DIRECTIONS: List each line of the data that holds the word "Mortality".

[Entries from a dataset]
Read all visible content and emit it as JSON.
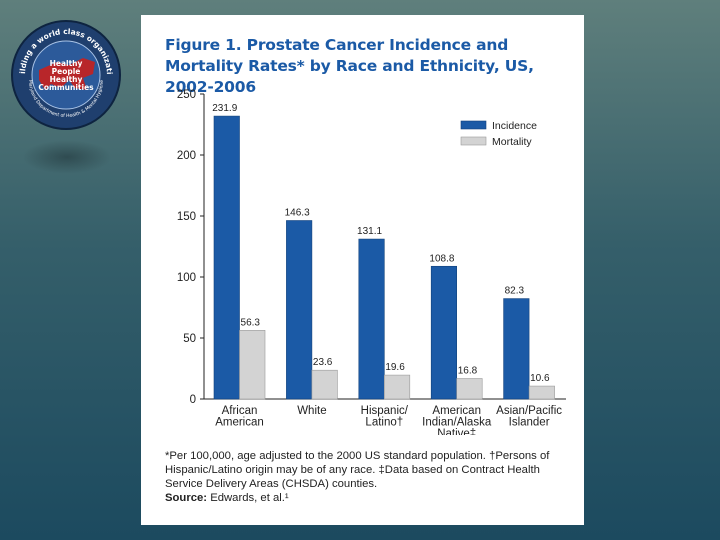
{
  "slide": {
    "logo": {
      "ring_text": "Building a world class organization",
      "center_lines": [
        "Healthy",
        "People",
        "Healthy",
        "Communities"
      ],
      "bottom_text": "Maryland Department of Health & Mental Hygiene",
      "colors": {
        "ring": "#1f3f6e",
        "inner": "#2c5a9a",
        "map": "#c8201e",
        "text": "#ffffff"
      }
    },
    "source_label": "Source:",
    "source_text": " Edwards, et al.¹",
    "footnote": "*Per 100,000, age adjusted to the 2000 US standard population. †Persons of Hispanic/Latino origin may be of any race. ‡Data based on Contract Health Service Delivery Areas (CHSDA) counties."
  },
  "chart_data": {
    "type": "bar",
    "title": "Figure 1. Prostate Cancer Incidence and Mortality Rates* by Race and Ethnicity, US, 2002-2006",
    "categories": [
      [
        "African",
        "American"
      ],
      [
        "White"
      ],
      [
        "Hispanic/",
        "Latino†"
      ],
      [
        "American",
        "Indian/Alaska",
        "Native‡"
      ],
      [
        "Asian/Pacific",
        "Islander"
      ]
    ],
    "series": [
      {
        "name": "Incidence",
        "color": "#1b5aa6",
        "values": [
          231.9,
          146.3,
          131.1,
          108.8,
          82.3
        ],
        "labels": [
          "231.9",
          "146.3",
          "131.1",
          "108.8",
          "82.3"
        ]
      },
      {
        "name": "Mortality",
        "color": "#d3d3d3",
        "values": [
          56.3,
          23.6,
          19.6,
          16.8,
          10.6
        ],
        "labels": [
          "56.3",
          "23.6",
          "19.6",
          "16.8",
          "10.6"
        ]
      }
    ],
    "ylim": [
      0,
      250
    ],
    "yticks": [
      0,
      50,
      100,
      150,
      200,
      250
    ],
    "legend": "top-right",
    "grid": false
  }
}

THE OUTPUT:
    "title": "Figure 1. Prostate Cancer Incidence and Mortality Rates* by Race and Ethnicity, US, 2002-2006",
        "name": "Mortality",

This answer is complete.